# AIM OF THE EXERCISE
The records that follow are to be transcribed in full, without their images.

# MATERIAL FOR THE TASK
===

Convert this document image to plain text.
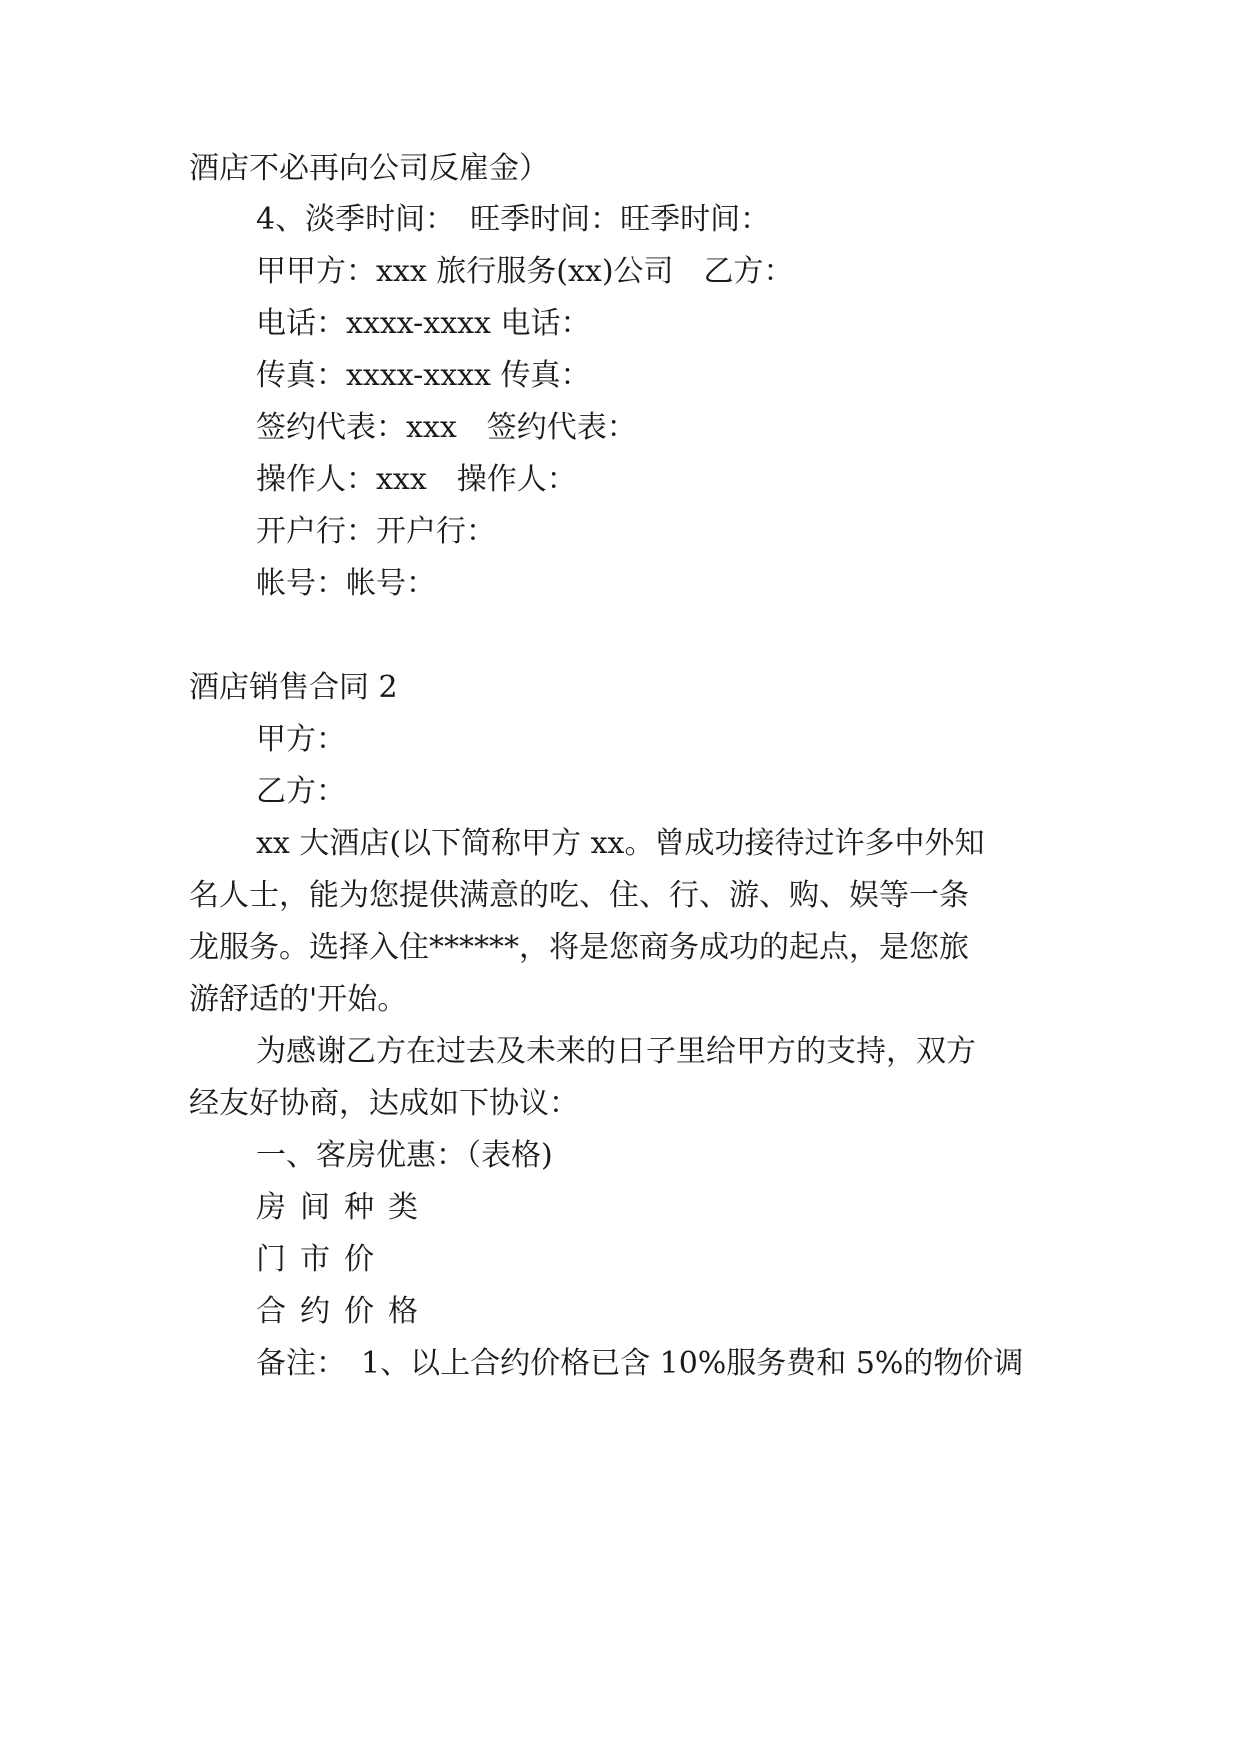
酒店不必再向公司反雇金）

4、淡季时间：　旺季时间：旺季时间：

甲甲方：xxx 旅行服务(xx)公司　乙方：

电话：xxxx-xxxx 电话：

传真：xxxx-xxxx 传真：

签约代表：xxx　签约代表：

操作人：xxx　操作人：

开户行：开户行：

帐号：帐号：

酒店销售合同 2

甲方：

乙方：

xx 大酒店(以下简称甲方 xx。曾成功接待过许多中外知

名人士，能为您提供满意的吃、住、行、游、购、娱等一条

龙服务。选择入住******，将是您商务成功的起点，是您旅

游舒适的'开始。

为感谢乙方在过去及未来的日子里给甲方的支持，双方

经友好协商，达成如下协议：

一、客房优惠：（表格)

房间种类

门市价

合约价格

备注：　1、以上合约价格已含 10%服务费和 5%的物价调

===

# THE SOLUTION
Convert this document image to plain text.
酒店不必再向公司反雇金）

4、淡季时间：　旺季时间：旺季时间：

甲甲方：xxx 旅行服务(xx)公司　乙方：

电话：xxxx-xxxx 电话：

传真：xxxx-xxxx 传真：

签约代表：xxx　签约代表：

操作人：xxx　操作人：

开户行：开户行：

帐号：帐号：

酒店销售合同 2

甲方：

乙方：

xx 大酒店(以下简称甲方 xx。曾成功接待过许多中外知

名人士，能为您提供满意的吃、住、行、游、购、娱等一条

龙服务。选择入住******，将是您商务成功的起点，是您旅

游舒适的'开始。

为感谢乙方在过去及未来的日子里给甲方的支持，双方

经友好协商，达成如下协议：

一、客房优惠：（表格)

房间种类

门市价

合约价格

备注：　1、以上合约价格已含 10%服务费和 5%的物价调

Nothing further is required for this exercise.